_WHAT YOU WILL DO_
From the listing below, pick out each line with the word "avons".

Dataset entries
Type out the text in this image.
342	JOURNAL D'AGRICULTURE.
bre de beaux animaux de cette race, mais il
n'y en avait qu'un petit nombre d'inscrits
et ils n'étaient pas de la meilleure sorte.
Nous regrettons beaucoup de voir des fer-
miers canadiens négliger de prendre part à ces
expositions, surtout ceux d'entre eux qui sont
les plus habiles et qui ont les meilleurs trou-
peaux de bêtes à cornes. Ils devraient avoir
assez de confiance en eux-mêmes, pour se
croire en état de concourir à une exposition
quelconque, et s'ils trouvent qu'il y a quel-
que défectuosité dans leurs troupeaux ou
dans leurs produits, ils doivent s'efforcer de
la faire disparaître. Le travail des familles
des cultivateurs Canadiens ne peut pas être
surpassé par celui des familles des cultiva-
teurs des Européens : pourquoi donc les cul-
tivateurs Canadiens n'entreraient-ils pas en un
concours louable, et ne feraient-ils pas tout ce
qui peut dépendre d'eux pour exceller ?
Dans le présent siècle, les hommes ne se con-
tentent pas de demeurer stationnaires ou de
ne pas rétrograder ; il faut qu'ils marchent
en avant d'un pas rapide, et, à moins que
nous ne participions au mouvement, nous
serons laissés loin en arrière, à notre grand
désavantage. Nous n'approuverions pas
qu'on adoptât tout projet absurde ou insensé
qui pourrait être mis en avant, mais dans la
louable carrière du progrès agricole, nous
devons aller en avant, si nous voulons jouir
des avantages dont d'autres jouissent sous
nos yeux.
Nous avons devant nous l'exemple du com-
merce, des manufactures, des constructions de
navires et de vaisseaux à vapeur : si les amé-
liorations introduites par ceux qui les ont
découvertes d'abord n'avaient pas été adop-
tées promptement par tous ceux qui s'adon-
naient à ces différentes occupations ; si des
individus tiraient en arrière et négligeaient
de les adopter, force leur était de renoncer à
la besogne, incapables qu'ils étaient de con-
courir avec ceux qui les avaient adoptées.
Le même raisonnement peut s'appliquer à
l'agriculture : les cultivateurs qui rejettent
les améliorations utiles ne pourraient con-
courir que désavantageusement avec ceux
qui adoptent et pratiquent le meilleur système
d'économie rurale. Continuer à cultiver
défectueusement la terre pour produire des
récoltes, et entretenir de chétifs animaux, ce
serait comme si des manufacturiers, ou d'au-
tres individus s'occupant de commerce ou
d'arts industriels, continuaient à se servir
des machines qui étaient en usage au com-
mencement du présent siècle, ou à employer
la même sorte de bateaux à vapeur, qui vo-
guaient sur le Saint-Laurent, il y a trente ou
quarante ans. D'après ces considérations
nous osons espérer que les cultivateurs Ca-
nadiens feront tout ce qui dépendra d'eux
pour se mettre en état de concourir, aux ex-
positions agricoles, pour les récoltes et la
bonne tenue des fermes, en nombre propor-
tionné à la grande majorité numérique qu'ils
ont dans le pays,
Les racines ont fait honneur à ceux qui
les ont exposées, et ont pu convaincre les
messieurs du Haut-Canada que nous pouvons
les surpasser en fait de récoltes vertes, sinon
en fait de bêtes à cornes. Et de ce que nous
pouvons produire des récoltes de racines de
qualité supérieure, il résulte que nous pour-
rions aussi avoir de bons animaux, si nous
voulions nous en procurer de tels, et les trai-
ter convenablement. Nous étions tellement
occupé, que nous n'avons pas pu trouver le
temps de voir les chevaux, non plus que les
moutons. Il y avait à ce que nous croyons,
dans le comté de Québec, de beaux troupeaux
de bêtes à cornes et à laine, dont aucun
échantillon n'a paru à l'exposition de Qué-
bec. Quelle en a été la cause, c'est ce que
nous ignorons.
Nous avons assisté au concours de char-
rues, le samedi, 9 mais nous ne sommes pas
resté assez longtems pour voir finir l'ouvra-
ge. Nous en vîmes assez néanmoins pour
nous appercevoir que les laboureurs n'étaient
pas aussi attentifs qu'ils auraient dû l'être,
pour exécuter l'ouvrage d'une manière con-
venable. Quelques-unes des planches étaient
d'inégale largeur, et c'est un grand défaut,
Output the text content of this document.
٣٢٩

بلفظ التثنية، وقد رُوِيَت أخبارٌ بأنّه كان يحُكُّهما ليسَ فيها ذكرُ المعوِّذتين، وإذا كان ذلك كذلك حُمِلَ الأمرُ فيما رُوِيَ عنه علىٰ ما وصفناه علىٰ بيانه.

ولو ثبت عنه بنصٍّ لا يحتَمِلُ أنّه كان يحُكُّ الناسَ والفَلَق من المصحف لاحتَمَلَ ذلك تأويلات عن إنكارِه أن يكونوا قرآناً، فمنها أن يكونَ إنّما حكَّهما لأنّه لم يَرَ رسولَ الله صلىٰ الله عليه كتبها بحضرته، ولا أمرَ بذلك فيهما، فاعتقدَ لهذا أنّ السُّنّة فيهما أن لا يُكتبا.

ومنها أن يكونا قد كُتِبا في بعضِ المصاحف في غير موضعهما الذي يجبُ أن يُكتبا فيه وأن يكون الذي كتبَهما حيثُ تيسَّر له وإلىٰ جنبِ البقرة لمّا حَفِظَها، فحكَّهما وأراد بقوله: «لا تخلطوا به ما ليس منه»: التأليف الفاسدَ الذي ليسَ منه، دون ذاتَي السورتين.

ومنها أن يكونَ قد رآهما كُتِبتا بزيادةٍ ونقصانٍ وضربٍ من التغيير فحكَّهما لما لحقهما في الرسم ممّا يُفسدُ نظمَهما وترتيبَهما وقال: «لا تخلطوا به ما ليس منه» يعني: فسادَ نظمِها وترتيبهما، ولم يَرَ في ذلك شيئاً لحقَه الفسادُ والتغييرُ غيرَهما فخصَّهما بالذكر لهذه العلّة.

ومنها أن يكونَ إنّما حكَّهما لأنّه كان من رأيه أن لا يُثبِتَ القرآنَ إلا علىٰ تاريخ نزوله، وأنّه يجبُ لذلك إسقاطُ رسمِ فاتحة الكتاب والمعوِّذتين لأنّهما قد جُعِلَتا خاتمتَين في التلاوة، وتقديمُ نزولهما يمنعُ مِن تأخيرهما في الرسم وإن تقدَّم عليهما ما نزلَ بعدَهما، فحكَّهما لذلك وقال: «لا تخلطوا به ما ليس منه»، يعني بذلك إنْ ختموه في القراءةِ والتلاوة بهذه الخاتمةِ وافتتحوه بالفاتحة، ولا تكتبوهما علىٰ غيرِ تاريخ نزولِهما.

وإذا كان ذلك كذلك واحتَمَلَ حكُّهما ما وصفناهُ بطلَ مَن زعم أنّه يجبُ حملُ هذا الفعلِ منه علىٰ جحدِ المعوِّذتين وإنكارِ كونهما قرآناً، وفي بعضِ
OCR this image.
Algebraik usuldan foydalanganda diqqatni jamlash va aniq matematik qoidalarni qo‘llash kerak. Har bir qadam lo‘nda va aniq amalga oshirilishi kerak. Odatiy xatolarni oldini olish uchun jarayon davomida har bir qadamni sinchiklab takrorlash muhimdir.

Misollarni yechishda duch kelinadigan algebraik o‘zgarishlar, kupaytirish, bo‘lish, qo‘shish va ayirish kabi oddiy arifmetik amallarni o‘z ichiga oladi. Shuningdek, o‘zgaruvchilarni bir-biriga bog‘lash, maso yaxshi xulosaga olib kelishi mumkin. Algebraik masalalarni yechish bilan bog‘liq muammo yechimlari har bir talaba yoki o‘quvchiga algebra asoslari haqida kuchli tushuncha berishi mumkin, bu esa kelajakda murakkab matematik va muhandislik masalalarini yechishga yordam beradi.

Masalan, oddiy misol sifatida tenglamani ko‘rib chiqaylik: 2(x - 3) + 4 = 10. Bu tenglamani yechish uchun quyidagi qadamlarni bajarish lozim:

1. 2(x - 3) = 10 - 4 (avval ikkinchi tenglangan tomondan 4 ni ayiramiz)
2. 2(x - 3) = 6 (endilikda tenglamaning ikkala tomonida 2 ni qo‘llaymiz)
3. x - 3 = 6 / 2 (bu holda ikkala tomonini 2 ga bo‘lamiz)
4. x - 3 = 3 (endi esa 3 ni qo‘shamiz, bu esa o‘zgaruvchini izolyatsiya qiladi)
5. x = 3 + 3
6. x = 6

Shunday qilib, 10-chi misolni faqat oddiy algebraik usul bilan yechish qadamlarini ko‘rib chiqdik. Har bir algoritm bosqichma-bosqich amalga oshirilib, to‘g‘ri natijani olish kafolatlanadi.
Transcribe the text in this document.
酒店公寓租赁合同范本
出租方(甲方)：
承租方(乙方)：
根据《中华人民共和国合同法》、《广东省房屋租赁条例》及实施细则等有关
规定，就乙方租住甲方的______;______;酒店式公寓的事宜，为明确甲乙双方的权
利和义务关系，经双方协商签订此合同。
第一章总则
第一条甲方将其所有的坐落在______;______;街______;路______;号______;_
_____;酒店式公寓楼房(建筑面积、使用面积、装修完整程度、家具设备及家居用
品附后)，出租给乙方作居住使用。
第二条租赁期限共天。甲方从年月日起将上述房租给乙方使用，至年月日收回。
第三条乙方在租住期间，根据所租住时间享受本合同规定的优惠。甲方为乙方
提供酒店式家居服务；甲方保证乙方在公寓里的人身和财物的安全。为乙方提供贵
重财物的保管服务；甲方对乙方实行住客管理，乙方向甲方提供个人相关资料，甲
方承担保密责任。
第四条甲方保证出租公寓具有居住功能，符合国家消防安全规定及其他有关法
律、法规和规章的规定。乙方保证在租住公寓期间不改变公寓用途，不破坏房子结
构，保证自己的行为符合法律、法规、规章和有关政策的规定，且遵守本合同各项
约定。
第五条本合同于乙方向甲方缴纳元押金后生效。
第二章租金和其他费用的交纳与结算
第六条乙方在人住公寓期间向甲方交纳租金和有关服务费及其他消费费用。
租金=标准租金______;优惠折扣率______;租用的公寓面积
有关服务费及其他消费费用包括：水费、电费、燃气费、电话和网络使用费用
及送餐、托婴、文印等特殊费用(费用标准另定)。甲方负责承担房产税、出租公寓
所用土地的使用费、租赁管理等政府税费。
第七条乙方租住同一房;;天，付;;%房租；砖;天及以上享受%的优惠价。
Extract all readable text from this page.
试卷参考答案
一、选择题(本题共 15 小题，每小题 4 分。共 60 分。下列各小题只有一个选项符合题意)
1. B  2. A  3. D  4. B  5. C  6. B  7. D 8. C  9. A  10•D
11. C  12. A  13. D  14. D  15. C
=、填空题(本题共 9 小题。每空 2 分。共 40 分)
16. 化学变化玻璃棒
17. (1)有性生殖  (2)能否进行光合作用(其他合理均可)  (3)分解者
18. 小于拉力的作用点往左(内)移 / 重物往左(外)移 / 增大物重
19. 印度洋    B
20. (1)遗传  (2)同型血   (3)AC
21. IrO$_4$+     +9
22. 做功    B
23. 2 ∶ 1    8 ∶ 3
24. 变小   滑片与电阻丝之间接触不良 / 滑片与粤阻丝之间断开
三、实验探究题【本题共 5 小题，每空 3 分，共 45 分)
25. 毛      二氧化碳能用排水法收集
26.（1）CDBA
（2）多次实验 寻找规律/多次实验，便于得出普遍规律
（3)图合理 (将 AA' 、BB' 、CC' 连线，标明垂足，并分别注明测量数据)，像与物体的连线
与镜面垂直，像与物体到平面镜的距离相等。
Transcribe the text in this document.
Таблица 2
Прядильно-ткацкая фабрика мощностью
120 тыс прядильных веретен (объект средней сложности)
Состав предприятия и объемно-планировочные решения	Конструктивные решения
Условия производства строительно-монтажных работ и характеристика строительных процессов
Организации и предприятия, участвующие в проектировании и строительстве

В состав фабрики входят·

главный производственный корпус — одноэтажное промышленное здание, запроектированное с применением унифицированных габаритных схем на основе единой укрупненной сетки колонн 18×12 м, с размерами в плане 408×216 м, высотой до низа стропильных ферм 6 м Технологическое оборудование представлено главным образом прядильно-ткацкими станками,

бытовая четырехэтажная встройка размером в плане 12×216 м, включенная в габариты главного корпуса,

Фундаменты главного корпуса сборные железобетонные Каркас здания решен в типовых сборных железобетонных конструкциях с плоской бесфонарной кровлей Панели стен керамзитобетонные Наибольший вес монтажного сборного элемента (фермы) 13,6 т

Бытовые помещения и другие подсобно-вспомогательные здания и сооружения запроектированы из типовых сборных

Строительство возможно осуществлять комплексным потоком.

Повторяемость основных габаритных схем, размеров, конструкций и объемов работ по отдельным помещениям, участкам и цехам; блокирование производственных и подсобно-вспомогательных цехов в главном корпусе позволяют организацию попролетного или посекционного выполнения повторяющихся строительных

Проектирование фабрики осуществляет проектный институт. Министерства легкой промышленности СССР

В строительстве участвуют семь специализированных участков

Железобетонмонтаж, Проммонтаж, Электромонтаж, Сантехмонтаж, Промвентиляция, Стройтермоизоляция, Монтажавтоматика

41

_RESULT FOR THIS TASK_
Nous avons devant nous l'exemple du com-
occupé, que nous n'avons pas pu trouver le
Nous avons assisté au concours de char-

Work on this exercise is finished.